Instructions to follow »
Copy the items from the line containing "x-tick-label: 2006 bbox=[488, 718, 519, 734]" through the line containing "x-tick-label: 2016 bbox=[618, 297, 649, 313]", inclusive, reproducing each line without any change.

Data rows »
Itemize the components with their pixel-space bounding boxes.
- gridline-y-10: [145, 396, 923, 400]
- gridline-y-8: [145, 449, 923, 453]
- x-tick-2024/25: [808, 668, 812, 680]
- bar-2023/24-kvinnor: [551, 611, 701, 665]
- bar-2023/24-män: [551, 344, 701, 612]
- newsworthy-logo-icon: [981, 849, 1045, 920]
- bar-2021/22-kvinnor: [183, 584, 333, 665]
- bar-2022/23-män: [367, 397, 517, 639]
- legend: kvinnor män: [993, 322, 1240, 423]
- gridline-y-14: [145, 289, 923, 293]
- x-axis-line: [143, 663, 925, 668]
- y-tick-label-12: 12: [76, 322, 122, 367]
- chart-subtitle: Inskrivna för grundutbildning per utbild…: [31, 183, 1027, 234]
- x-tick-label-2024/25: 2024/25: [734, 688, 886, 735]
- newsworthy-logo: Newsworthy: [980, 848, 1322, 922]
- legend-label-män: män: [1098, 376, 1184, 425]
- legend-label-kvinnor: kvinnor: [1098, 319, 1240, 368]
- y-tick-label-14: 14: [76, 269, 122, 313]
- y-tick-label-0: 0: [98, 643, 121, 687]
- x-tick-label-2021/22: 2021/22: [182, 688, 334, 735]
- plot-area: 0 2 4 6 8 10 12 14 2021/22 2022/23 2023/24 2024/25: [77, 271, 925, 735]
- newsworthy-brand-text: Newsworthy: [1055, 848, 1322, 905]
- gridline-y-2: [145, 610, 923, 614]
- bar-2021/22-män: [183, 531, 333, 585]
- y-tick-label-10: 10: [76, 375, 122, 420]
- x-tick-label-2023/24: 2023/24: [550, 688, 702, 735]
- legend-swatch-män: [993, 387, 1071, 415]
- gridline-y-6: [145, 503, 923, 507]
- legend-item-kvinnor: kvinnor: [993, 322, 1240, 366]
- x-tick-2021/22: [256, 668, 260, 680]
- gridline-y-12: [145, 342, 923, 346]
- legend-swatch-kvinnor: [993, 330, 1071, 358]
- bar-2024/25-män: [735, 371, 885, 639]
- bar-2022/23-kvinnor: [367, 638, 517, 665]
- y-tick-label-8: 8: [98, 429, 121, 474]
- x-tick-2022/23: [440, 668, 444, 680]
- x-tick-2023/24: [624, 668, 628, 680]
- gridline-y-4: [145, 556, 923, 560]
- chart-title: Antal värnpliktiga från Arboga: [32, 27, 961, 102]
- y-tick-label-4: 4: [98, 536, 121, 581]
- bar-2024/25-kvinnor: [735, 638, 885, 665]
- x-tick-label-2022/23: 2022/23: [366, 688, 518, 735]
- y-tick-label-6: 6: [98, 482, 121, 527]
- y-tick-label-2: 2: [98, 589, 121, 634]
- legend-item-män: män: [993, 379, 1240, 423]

...

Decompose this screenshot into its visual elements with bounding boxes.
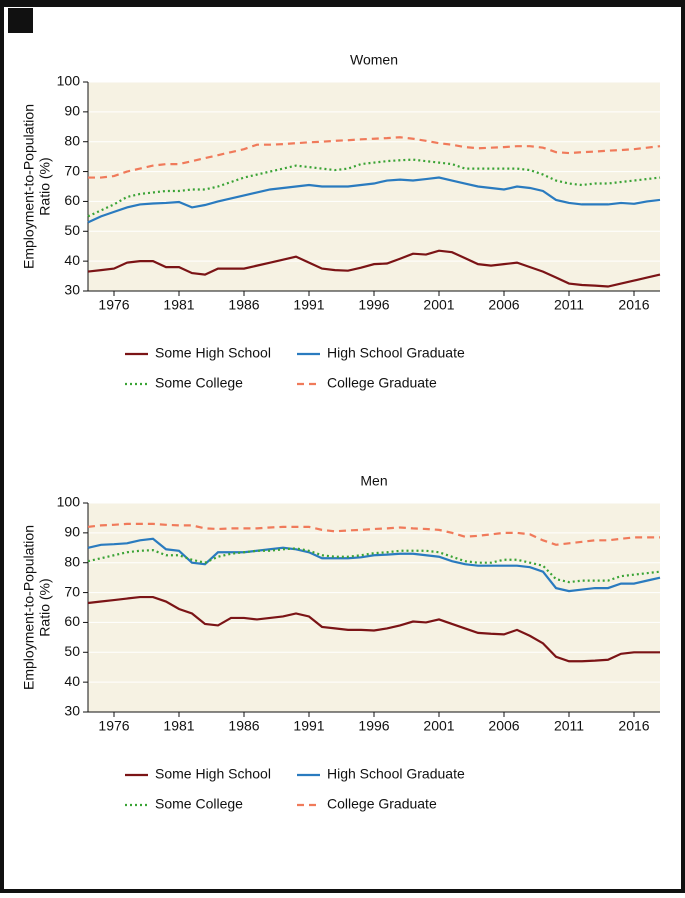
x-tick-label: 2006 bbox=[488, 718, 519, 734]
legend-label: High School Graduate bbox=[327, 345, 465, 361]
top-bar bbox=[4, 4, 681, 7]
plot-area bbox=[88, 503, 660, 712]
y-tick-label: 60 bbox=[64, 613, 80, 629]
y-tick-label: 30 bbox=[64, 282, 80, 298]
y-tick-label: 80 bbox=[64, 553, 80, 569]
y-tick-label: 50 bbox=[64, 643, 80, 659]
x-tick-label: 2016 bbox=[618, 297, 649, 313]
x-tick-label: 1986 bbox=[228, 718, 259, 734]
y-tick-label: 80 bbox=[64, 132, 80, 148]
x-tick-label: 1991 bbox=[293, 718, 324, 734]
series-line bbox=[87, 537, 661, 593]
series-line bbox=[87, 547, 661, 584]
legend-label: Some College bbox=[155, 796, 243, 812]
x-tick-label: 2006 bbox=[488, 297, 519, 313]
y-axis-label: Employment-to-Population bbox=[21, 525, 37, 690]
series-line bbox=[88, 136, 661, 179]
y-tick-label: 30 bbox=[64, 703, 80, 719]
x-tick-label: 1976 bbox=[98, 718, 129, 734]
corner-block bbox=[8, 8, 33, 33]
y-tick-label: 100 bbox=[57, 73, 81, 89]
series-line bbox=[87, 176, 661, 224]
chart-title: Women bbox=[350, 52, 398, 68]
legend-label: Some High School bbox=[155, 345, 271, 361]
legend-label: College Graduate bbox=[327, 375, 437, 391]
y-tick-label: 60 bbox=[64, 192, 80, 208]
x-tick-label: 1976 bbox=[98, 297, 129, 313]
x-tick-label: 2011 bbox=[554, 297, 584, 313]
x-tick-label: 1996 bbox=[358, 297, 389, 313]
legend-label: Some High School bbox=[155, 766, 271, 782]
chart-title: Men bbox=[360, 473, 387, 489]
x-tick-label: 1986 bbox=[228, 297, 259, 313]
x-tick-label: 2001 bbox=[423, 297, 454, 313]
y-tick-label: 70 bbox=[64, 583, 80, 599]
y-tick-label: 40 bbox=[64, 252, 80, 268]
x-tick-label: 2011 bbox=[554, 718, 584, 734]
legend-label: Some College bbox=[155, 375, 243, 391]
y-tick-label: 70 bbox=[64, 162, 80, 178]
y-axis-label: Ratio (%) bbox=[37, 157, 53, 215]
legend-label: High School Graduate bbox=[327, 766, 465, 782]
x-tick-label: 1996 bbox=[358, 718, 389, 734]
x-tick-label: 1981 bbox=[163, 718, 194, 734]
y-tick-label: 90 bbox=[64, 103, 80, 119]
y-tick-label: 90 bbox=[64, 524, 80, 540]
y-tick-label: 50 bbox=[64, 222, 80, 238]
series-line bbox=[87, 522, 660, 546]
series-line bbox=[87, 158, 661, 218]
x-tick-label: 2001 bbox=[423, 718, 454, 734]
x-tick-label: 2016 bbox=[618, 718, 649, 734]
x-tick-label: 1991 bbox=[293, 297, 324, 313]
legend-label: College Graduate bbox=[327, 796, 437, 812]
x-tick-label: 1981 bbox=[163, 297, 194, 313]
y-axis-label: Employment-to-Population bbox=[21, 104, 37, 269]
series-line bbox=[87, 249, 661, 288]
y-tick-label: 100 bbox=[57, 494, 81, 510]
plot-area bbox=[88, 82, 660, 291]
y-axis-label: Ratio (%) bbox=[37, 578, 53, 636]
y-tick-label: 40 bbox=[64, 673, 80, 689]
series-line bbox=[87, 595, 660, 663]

Written response »
x-tick-label: 2006 bbox=[488, 718, 519, 734]
legend-label: High School Graduate bbox=[327, 345, 465, 361]
top-bar bbox=[4, 4, 681, 7]
plot-area bbox=[88, 503, 660, 712]
y-tick-label: 60 bbox=[64, 613, 80, 629]
y-tick-label: 30 bbox=[64, 282, 80, 298]
y-tick-label: 80 bbox=[64, 553, 80, 569]
y-tick-label: 50 bbox=[64, 643, 80, 659]
x-tick-label: 2016 bbox=[618, 297, 649, 313]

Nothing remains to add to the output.